• _Set problem_
Answer with nothing except the number of lines that contain the word "NOON".

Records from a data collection

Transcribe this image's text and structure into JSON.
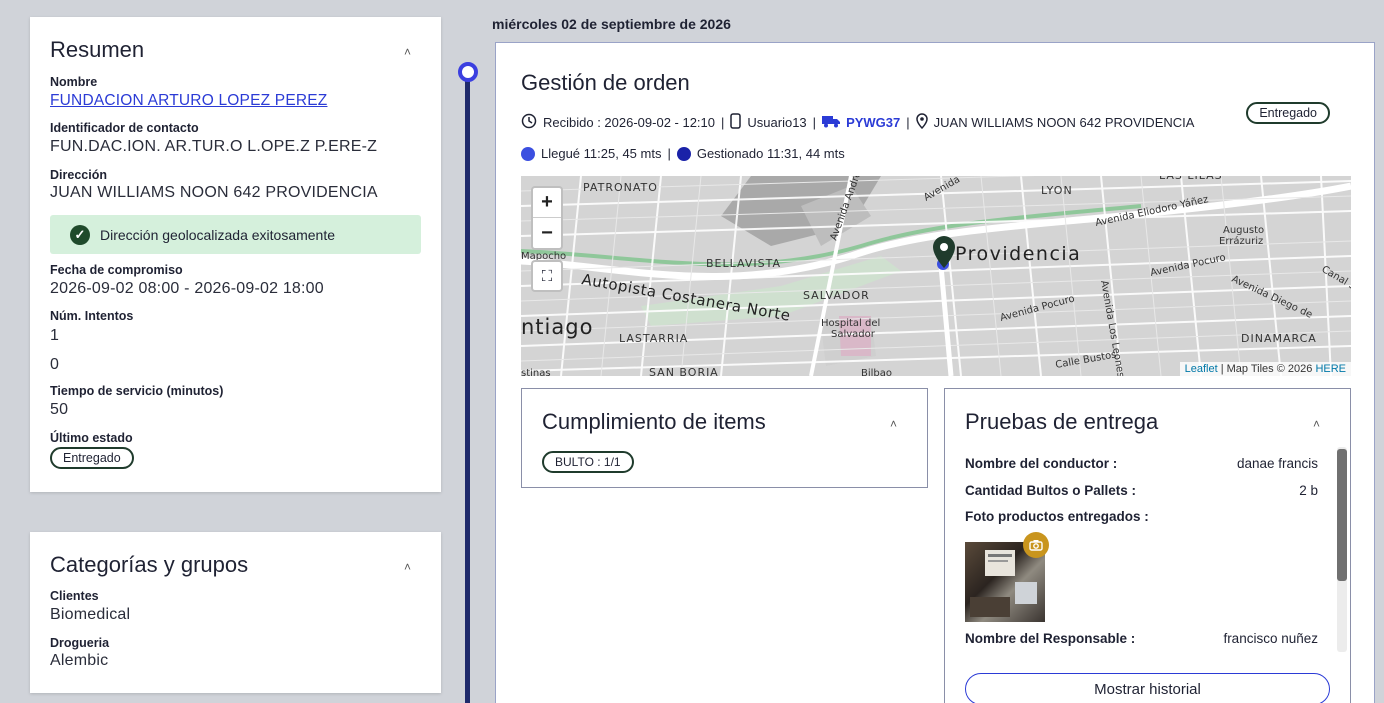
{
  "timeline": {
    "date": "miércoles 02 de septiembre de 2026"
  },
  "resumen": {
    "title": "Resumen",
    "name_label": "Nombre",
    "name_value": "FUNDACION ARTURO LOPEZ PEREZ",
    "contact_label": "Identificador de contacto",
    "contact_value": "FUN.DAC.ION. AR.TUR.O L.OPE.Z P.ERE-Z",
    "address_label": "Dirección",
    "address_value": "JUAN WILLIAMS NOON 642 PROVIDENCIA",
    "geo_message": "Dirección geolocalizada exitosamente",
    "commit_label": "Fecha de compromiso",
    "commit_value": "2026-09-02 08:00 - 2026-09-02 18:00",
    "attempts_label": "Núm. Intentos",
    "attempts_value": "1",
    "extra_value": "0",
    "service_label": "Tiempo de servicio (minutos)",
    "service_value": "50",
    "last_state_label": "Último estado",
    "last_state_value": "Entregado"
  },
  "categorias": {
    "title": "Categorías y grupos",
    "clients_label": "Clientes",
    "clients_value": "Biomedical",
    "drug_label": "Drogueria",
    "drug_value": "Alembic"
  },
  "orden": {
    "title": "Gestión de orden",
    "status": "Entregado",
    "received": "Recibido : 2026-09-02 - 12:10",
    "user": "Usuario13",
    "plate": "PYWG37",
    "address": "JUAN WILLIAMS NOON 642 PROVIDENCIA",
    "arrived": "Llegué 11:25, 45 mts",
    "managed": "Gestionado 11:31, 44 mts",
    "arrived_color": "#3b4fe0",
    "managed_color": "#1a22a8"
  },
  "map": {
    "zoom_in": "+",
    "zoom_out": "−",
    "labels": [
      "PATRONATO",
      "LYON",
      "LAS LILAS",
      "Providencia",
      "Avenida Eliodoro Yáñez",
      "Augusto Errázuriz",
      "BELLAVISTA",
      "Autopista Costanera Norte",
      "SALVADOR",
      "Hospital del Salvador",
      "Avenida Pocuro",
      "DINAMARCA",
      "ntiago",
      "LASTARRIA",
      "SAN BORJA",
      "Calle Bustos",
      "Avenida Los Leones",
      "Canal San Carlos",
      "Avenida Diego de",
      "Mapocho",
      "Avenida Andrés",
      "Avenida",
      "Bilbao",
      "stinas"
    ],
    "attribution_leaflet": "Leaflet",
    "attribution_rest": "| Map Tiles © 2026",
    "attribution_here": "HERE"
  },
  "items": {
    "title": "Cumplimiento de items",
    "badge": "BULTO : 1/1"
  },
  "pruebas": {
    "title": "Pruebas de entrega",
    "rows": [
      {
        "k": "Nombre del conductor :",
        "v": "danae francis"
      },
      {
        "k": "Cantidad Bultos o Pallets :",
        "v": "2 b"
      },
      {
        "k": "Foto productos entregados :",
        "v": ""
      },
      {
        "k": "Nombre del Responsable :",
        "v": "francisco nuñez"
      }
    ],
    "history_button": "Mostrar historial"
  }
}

• _Answer_
2